### Instruction
Can you write out all the lines word for word, with no pictures?

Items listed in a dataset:
== == ==

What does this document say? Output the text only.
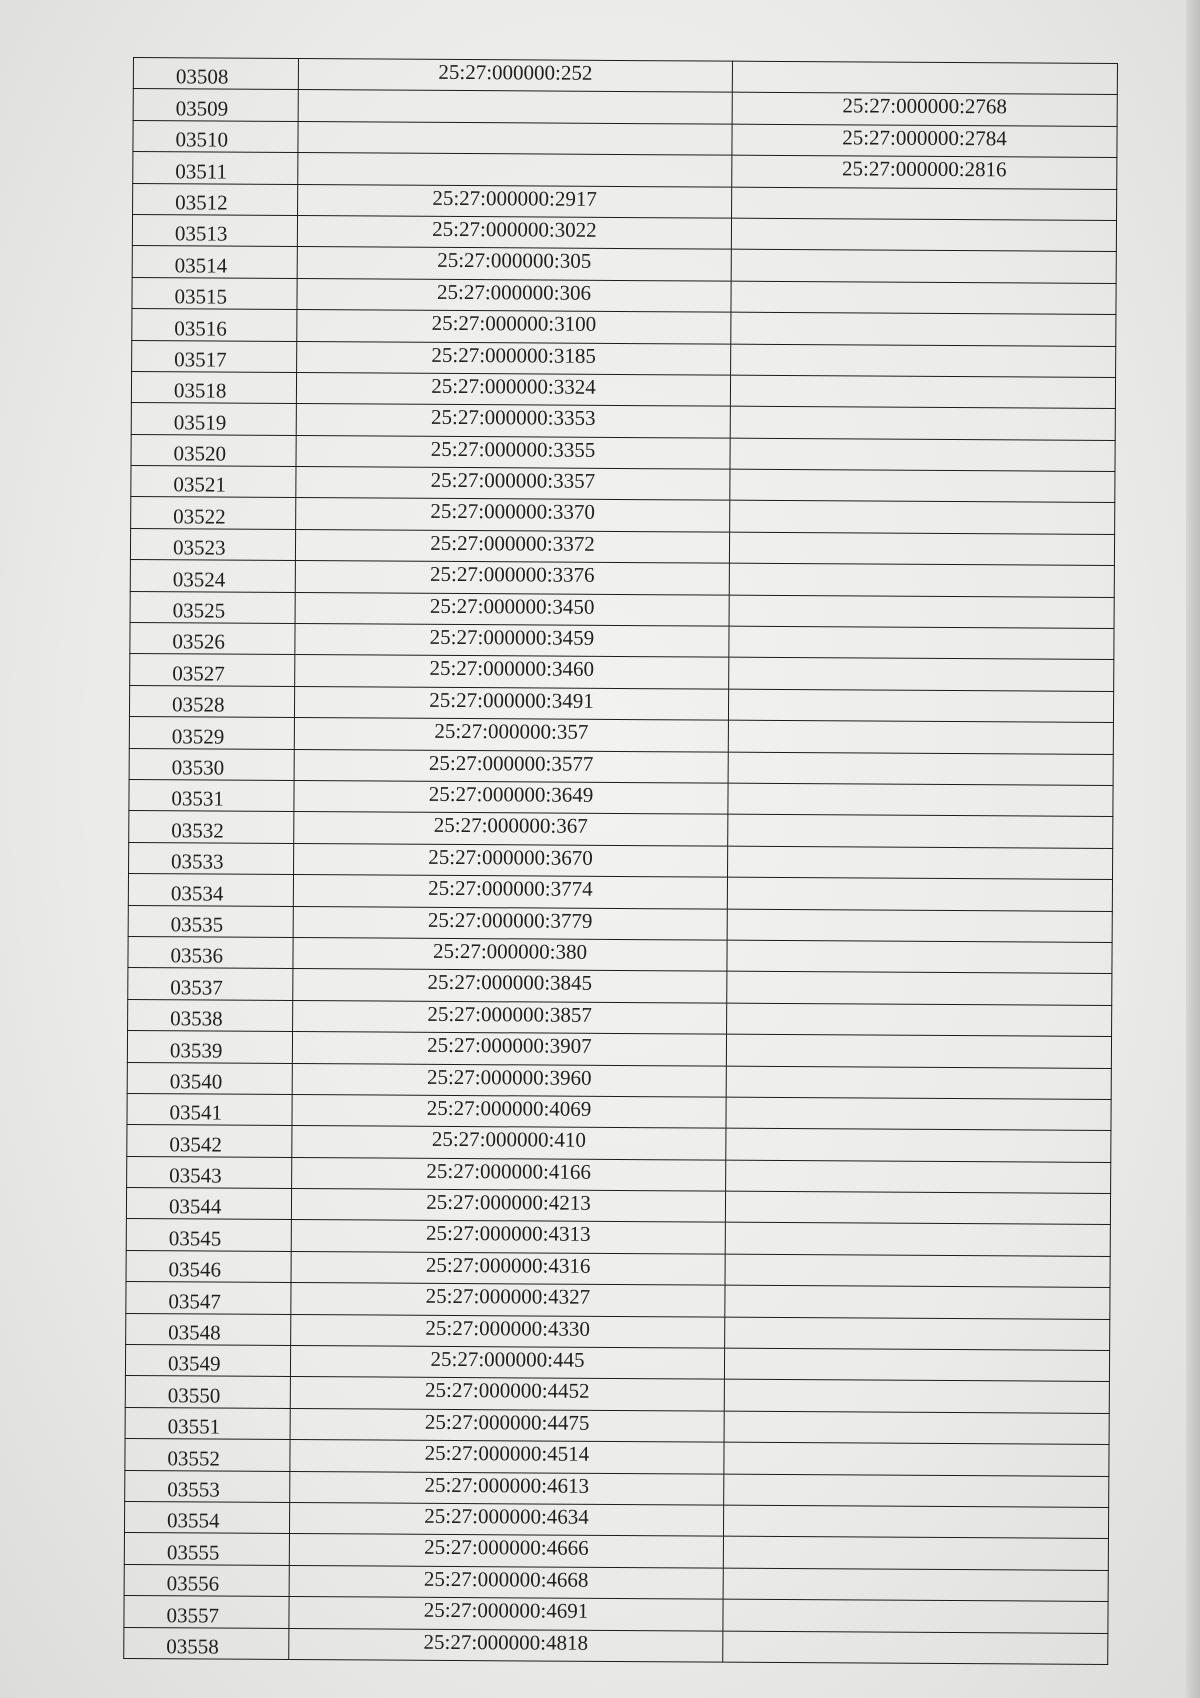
03508	25:27:000000:252	
03509		25:27:000000:2768
03510		25:27:000000:2784
03511		25:27:000000:2816
03512	25:27:000000:2917	
03513	25:27:000000:3022	
03514	25:27:000000:305	
03515	25:27:000000:306	
03516	25:27:000000:3100	
03517	25:27:000000:3185	
03518	25:27:000000:3324	
03519	25:27:000000:3353	
03520	25:27:000000:3355	
03521	25:27:000000:3357	
03522	25:27:000000:3370	
03523	25:27:000000:3372	
03524	25:27:000000:3376	
03525	25:27:000000:3450	
03526	25:27:000000:3459	
03527	25:27:000000:3460	
03528	25:27:000000:3491	
03529	25:27:000000:357	
03530	25:27:000000:3577	
03531	25:27:000000:3649	
03532	25:27:000000:367	
03533	25:27:000000:3670	
03534	25:27:000000:3774	
03535	25:27:000000:3779	
03536	25:27:000000:380	
03537	25:27:000000:3845	
03538	25:27:000000:3857	
03539	25:27:000000:3907	
03540	25:27:000000:3960	
03541	25:27:000000:4069	
03542	25:27:000000:410	
03543	25:27:000000:4166	
03544	25:27:000000:4213	
03545	25:27:000000:4313	
03546	25:27:000000:4316	
03547	25:27:000000:4327	
03548	25:27:000000:4330	
03549	25:27:000000:445	
03550	25:27:000000:4452	
03551	25:27:000000:4475	
03552	25:27:000000:4514	
03553	25:27:000000:4613	
03554	25:27:000000:4634	
03555	25:27:000000:4666	
03556	25:27:000000:4668	
03557	25:27:000000:4691	
03558	25:27:000000:4818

== == ==

### Task result
What does this document say? Output the text only.
03508	25:27:000000:252	
03509		25:27:000000:2768
03510		25:27:000000:2784
03511		25:27:000000:2816
03512	25:27:000000:2917	
03513	25:27:000000:3022	
03514	25:27:000000:305	
03515	25:27:000000:306	
03516	25:27:000000:3100	
03517	25:27:000000:3185	
03518	25:27:000000:3324	
03519	25:27:000000:3353	
03520	25:27:000000:3355	
03521	25:27:000000:3357	
03522	25:27:000000:3370	
03523	25:27:000000:3372	
03524	25:27:000000:3376	
03525	25:27:000000:3450	
03526	25:27:000000:3459	
03527	25:27:000000:3460	
03528	25:27:000000:3491	
03529	25:27:000000:357	
03530	25:27:000000:3577	
03531	25:27:000000:3649	
03532	25:27:000000:367	
03533	25:27:000000:3670	
03534	25:27:000000:3774	
03535	25:27:000000:3779	
03536	25:27:000000:380	
03537	25:27:000000:3845	
03538	25:27:000000:3857	
03539	25:27:000000:3907	
03540	25:27:000000:3960	
03541	25:27:000000:4069	
03542	25:27:000000:410	
03543	25:27:000000:4166	
03544	25:27:000000:4213	
03545	25:27:000000:4313	
03546	25:27:000000:4316	
03547	25:27:000000:4327	
03548	25:27:000000:4330	
03549	25:27:000000:445	
03550	25:27:000000:4452	
03551	25:27:000000:4475	
03552	25:27:000000:4514	
03553	25:27:000000:4613	
03554	25:27:000000:4634	
03555	25:27:000000:4666	
03556	25:27:000000:4668	
03557	25:27:000000:4691	
03558	25:27:000000:4818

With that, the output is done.